Page text:

747 total views
The seventies had Star Wars, the eighties had Indiana Jones and us nineties kiddos had Toy Story. There was so much anticipation around the final installation in this trilogy that there was no surprise that it went on to become the highest grossing animated film of all time. However, it’s fair to say that most part threes fall flat on their faces, failing to sparkle next to their predecessors. By no means, does this follow suit. In fact, this could even be the rare treat of a final third that is the greatest segment of the whole story.
Plot-wise, it’s familiar territory: fear of abandonment, imprisonment, you got a friend in me. Andy’s off to college and the toys, sadly yet inevitably, are shoved in a trunk, desperately trying to get him to notice them let alone play with them again. But Andy hasn’t given up on them either, choosing Woody to take to college as a mascot and sending the rest up to the attic rather than throwing them out. Naturally, there’s a mix-up and the toys end up at Sunnyside playschool, the equivalent of a toy retirement home, where they’re taken under the squishy arm of Lotso-Huggin-Bear. However everything soon takes a turn for the sinister and the gang must plot their escape..
Yes, the plot may tread similar ground to the first two but it’s done so well who can blame them? Plus, Pixar are never ones to rest on their laurels. The film is fresh, arguably funnier and more thrilling than its predecessors. The entire opening sequence is a wonderful way of starting the film, referencing everything from westerns to 50s sci-fi, whilst the attempted break out from Sunnyside is as hysterical as it is exciting. Then, of course, there’s Buzz channelling his inner Zorro, a simultaneously disturbing and funny clapping-monkey (Close Encounters homage, perchance?) and Ken’s constant protests that he is by no means a girl’s toy.
What works especially well is the perfect voice-casting. Whilst the majority of animated films flounder with an A-list cast, Pixar prefer to go for actual talent. Hanks, Allen and Cusack maintain their high level but the new additions are equally impressive. Ken is aided by the sardonic tones of Michael Keaton whilst the bitter Lotso benefits from the gravelly experience of Ned Beatty. That’s not to mention the wonderful use of Timothy Dalton as the fabulous lederhosen-wearing, thespian hedgehog, Mr Pricklepants.
It’s not just the laughs and the action that makes Toy Story 3 a genuine five star film. As shown in Up and Wall.E, Pixar are adept at having you doubling up with laughter one minute and bawling into a tissue the next. This is no more evident than in Toy Story 3. The film, though essentially a comedy, is also an exploration in letting go. Watching Andy boxing his stuff away for college, listening to his mum choke up when saying goodbye and seeing the remainders of a childhood shoved into a bin bag chokes you. I was six years old when Toy Story was released and on the cusp of twenty-dom when the third came out back in July. For the first time I was confronting the fact that I was actually becoming an adult and everything within the film is a reminder, particularly for our generation who grew up with them all, that you can’t be a kid forever. It’s little things like a wheezing old pooch waddling to Woody’s whistle rather than the enthusiastic puppy of the first two. Life goes on, things change and everything must come to an end. There’ll be a few tears and, by few, I obviously mean a gazillion. You’ll cry at the thought of never seeing the gang again and you’ll cry because it’s the end of an era, not just for the toys but for you as well. Letting go? It’s not child’s play.
Toy Story 3 will be showing at LU Cinema on Saturday and Sunday, Week Two (October 23 & 24) at 7:30pm.

[Entries taken from a dataset]
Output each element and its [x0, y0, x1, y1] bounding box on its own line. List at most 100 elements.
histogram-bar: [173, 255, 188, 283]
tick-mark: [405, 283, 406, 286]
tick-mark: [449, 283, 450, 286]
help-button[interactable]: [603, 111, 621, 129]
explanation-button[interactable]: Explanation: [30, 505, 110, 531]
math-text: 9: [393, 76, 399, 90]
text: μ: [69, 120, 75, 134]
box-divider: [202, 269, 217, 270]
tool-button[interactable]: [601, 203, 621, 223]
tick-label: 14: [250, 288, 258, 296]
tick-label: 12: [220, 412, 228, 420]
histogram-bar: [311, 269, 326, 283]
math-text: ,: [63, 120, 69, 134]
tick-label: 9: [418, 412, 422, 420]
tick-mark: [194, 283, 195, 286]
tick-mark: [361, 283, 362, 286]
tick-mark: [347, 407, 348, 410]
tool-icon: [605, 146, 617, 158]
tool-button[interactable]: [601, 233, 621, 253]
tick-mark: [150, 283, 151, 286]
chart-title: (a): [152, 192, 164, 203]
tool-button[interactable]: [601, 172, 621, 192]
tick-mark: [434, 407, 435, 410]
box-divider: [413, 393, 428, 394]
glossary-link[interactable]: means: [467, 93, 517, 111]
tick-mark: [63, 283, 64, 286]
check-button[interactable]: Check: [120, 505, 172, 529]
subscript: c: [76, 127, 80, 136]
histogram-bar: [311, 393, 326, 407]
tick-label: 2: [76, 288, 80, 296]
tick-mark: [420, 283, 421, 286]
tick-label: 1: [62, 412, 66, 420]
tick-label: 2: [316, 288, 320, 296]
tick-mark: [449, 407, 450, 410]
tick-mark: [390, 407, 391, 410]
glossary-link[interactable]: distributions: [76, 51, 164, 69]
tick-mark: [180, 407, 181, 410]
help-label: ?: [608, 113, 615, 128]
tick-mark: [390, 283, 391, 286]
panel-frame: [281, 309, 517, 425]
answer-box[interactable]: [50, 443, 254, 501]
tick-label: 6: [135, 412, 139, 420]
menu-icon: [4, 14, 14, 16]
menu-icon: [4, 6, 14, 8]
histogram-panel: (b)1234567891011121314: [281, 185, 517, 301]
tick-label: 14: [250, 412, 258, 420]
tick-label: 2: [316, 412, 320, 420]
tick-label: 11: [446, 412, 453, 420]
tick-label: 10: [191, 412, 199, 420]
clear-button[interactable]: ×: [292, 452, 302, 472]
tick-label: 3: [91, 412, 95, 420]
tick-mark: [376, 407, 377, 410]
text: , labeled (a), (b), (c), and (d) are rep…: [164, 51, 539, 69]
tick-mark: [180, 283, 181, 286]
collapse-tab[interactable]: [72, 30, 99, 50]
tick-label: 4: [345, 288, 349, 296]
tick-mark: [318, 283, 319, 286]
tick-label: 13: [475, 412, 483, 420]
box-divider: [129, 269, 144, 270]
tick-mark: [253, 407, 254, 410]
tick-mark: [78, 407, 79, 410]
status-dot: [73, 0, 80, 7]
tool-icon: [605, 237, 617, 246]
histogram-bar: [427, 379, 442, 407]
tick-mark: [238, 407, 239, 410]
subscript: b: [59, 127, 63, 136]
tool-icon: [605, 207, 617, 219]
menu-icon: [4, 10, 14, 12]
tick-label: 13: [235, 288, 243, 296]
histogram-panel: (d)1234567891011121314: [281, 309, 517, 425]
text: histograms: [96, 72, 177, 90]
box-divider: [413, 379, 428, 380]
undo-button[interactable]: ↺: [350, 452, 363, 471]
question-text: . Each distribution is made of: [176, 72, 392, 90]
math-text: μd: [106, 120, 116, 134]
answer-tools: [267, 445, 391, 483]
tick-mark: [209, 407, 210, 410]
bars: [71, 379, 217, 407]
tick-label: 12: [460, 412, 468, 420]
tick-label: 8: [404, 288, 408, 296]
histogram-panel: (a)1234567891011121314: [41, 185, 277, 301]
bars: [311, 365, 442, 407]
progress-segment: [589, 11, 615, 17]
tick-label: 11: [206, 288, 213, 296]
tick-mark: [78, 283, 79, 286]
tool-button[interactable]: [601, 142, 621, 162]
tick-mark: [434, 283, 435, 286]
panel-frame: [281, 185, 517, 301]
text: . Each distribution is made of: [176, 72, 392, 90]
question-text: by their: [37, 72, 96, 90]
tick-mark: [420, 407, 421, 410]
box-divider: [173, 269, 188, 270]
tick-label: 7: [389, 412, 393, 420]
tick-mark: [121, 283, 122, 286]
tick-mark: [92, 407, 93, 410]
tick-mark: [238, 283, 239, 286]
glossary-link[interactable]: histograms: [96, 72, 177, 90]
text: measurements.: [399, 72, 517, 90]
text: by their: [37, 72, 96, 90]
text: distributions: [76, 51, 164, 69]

Directions:
1. In the Toy Story 3 review, who voices Mr Pricklepants?
2. List every actor named in the Toy Story 3 review.

Responses:
1. Timothy Dalton

2. Hanks, Allen, Cusack, Michael Keaton, Ned Beatty, Timothy Dalton